CHALLENGE:
Nothing before the line containing "Decode this image" belongs in the answer; quote that line and all lines after it through the end of the material, word for word.

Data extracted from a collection
=-=-=
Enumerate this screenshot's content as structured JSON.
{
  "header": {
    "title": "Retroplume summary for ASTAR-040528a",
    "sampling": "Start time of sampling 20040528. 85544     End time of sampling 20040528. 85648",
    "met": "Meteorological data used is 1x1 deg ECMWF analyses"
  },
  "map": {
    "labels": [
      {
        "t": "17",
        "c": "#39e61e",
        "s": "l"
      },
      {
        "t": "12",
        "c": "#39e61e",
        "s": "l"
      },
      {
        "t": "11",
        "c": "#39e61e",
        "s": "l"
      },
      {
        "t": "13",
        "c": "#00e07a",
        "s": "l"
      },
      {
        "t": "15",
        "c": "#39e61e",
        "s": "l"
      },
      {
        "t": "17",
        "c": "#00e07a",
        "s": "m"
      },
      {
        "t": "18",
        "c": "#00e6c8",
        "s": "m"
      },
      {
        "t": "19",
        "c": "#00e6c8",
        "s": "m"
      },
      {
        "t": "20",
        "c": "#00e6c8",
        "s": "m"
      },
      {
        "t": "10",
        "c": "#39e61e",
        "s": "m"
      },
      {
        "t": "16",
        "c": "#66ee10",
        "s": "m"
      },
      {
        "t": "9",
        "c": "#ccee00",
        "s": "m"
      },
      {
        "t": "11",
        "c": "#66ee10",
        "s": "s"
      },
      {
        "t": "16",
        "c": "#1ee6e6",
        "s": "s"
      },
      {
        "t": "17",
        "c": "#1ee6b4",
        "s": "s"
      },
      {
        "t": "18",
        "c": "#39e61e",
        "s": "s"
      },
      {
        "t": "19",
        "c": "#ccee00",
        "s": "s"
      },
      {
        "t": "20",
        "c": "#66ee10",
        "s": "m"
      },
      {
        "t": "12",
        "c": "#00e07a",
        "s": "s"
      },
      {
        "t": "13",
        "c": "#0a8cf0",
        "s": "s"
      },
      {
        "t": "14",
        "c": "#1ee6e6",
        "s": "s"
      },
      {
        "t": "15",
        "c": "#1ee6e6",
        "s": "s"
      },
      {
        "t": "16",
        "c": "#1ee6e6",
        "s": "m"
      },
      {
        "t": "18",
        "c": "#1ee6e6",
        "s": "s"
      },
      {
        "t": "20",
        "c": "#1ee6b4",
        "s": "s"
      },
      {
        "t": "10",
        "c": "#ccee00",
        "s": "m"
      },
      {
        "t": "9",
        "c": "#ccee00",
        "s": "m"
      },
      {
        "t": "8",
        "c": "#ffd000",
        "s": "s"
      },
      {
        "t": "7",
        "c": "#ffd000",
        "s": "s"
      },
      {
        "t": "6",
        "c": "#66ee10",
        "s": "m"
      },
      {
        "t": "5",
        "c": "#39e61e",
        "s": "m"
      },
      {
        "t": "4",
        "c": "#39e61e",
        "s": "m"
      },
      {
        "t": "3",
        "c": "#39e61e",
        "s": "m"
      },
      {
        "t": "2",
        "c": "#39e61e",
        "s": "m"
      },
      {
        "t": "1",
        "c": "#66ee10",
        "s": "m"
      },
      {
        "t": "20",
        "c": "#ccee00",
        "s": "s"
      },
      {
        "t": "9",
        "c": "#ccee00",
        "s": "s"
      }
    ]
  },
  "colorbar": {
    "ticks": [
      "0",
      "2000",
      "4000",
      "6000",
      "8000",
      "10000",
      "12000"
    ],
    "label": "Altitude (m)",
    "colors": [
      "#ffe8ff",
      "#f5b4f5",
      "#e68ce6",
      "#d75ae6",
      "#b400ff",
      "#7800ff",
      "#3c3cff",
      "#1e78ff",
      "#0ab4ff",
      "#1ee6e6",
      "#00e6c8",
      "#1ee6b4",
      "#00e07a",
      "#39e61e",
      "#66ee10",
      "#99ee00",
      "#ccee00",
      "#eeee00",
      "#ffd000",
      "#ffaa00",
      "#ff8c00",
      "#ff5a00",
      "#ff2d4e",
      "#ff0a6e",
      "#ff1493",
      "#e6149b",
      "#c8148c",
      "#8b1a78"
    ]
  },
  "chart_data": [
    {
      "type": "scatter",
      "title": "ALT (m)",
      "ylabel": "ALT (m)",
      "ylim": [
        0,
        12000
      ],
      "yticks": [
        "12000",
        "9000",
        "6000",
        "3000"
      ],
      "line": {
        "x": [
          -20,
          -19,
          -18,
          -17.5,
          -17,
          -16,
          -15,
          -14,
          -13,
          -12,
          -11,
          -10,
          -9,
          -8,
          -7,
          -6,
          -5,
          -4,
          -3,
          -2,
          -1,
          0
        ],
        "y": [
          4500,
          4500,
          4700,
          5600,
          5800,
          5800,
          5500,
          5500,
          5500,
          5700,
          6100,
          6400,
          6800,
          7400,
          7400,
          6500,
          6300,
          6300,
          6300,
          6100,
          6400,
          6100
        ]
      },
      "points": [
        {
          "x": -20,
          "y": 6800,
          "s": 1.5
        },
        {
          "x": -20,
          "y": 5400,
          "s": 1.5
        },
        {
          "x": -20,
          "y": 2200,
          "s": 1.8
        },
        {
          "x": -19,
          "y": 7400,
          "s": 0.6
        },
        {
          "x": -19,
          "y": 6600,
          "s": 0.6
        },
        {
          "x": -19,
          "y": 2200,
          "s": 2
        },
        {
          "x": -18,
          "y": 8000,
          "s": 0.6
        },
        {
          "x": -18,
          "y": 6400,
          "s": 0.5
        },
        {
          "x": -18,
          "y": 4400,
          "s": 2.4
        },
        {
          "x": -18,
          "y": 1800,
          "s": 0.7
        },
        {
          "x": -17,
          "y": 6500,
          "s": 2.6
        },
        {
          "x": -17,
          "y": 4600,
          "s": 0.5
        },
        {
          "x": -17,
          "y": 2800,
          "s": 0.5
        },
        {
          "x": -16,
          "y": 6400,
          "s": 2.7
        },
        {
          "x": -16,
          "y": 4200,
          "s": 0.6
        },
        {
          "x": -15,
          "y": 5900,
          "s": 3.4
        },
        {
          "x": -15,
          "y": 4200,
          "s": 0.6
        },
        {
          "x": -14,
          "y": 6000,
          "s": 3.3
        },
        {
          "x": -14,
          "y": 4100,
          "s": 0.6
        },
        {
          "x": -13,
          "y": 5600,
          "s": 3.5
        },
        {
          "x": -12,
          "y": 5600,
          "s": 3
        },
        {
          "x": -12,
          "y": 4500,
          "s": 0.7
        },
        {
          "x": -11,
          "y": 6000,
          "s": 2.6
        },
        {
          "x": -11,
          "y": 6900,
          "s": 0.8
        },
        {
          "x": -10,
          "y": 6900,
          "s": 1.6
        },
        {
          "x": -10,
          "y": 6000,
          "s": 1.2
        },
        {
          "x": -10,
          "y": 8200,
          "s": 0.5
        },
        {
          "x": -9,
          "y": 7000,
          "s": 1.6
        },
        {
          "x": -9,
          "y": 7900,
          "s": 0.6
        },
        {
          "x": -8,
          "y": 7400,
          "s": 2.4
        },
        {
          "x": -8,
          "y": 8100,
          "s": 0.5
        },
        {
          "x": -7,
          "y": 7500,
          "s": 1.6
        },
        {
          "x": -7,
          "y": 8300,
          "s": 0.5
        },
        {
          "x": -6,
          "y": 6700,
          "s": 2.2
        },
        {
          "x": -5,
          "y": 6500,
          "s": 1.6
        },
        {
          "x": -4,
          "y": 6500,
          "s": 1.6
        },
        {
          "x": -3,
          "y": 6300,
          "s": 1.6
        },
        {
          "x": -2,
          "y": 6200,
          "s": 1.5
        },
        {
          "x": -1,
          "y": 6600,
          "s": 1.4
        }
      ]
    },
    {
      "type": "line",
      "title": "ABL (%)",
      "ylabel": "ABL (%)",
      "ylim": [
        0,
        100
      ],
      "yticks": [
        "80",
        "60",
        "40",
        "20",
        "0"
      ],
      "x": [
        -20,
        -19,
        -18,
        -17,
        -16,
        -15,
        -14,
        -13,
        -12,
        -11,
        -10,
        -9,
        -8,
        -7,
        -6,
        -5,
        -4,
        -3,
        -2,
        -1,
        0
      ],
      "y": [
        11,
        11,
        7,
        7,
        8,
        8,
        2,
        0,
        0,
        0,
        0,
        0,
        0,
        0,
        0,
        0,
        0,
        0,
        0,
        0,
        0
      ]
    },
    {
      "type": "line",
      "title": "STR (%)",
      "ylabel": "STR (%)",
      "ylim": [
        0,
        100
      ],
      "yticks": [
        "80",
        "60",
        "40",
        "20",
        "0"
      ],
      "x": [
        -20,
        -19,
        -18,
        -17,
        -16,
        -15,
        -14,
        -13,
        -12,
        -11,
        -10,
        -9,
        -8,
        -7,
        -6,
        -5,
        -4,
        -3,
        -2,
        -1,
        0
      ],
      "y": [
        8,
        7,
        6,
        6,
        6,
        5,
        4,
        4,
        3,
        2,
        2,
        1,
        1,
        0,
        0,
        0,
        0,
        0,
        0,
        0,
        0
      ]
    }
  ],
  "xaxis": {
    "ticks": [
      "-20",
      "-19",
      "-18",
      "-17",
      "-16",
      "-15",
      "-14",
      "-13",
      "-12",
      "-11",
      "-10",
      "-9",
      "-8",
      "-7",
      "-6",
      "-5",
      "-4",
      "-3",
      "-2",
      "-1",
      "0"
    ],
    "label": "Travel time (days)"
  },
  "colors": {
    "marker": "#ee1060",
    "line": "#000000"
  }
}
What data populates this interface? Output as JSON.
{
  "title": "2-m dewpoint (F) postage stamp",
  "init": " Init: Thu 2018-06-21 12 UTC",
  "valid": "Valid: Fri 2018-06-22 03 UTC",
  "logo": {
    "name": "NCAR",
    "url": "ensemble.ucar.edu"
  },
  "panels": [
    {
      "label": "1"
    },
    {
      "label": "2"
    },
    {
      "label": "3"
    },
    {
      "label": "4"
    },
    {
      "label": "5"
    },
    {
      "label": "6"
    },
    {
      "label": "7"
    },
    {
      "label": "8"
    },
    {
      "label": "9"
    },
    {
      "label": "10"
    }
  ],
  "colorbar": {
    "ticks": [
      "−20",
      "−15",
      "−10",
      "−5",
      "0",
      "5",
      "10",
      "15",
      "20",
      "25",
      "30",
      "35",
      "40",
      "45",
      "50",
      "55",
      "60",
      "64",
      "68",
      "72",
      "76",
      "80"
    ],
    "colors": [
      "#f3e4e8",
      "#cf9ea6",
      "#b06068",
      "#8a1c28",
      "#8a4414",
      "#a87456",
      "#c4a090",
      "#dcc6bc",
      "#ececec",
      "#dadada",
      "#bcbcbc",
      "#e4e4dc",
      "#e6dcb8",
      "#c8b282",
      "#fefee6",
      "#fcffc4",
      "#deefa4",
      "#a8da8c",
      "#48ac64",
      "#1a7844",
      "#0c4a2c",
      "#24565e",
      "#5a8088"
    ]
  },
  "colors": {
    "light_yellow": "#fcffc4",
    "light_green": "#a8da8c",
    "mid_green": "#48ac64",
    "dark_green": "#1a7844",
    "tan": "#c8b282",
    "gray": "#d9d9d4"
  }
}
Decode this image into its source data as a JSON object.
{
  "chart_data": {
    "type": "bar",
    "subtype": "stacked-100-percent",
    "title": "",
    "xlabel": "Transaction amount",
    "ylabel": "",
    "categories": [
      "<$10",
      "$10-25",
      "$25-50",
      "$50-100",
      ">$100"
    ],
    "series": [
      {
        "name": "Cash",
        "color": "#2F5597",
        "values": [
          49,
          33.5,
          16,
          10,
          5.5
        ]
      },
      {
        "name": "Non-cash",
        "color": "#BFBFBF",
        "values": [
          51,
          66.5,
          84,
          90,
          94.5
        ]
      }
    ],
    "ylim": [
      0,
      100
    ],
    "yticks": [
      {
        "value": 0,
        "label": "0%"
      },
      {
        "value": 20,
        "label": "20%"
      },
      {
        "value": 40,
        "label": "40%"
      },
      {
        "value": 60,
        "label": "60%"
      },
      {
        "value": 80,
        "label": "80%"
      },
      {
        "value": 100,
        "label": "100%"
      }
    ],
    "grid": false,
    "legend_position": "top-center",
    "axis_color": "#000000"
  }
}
=-=-=
EXPECTED OUTPUT:
Decode this image into its source data as a JSON object.
{
  "chart_data": {
    "type": "bar",
    "subtype": "stacked-100-percent",
    "title": "",
    "xlabel": "Transaction amount",
    "ylabel": "",
    "categories": [
      "<$10",
      "$10-25",
      "$25-50",
      "$50-100",
      ">$100"
    ],
    "series": [
      {
        "name": "Cash",
        "color": "#2F5597",
        "values": [
          49,
          33.5,
          16,
          10,
          5.5
        ]
      },
      {
        "name": "Non-cash",
        "color": "#BFBFBF",
        "values": [
          51,
          66.5,
          84,
          90,
          94.5
        ]
      }
    ],
    "ylim": [
      0,
      100
    ],
    "yticks": [
      {
        "value": 0,
        "label": "0%"
      },
      {
        "value": 20,
        "label": "20%"
      },
      {
        "value": 40,
        "label": "40%"
      },
      {
        "value": 60,
        "label": "60%"
      },
      {
        "value": 80,
        "label": "80%"
      },
      {
        "value": 100,
        "label": "100%"
      }
    ],
    "grid": false,
    "legend_position": "top-center",
    "axis_color": "#000000"
  }
}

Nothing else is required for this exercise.